▶ _Stored data_:
--- BEGIN ---
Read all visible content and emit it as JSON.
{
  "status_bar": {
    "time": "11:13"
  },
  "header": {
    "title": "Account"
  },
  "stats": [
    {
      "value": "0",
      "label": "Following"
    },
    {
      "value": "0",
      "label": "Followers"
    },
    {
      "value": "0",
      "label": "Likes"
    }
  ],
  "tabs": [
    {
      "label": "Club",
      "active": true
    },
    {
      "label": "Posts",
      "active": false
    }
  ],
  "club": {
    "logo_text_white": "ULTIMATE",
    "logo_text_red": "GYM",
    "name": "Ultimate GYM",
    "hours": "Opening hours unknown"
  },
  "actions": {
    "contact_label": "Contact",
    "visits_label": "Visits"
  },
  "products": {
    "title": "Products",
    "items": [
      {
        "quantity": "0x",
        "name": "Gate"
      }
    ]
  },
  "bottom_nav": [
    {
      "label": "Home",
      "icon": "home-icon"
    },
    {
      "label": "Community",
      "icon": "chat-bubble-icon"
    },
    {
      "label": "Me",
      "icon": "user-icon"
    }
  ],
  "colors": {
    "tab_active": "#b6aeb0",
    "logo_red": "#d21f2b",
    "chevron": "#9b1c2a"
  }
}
--- END ---
--- BEGIN ---
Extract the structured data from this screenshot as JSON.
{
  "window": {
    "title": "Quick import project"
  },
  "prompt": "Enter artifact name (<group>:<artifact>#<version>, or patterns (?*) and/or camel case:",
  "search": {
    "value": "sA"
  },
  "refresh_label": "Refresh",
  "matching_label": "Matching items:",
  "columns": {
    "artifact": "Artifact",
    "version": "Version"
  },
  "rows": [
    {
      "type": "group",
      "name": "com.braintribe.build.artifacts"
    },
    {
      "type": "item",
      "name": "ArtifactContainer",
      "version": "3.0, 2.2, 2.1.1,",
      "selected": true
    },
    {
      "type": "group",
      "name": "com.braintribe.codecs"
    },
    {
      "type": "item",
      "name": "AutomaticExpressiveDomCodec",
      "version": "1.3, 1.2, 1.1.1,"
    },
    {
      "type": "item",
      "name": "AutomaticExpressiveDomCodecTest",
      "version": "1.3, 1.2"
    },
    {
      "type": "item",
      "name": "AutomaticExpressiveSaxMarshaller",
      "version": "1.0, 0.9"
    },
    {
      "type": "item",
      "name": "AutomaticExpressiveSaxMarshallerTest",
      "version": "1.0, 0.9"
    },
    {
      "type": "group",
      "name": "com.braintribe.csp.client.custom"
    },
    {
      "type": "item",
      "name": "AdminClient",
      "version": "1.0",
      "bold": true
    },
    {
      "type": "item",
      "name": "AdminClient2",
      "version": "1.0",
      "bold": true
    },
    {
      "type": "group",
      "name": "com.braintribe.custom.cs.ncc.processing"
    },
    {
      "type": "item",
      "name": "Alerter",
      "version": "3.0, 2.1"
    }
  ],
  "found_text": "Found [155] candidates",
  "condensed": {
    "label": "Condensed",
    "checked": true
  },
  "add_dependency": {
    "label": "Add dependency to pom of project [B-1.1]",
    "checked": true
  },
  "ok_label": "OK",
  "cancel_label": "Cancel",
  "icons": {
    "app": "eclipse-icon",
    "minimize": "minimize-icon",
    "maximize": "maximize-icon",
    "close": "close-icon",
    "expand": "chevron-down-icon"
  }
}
--- END ---
From the entries above, copy every line that holds the word "items".

    "items": [
  "matching_label": "Matching items:",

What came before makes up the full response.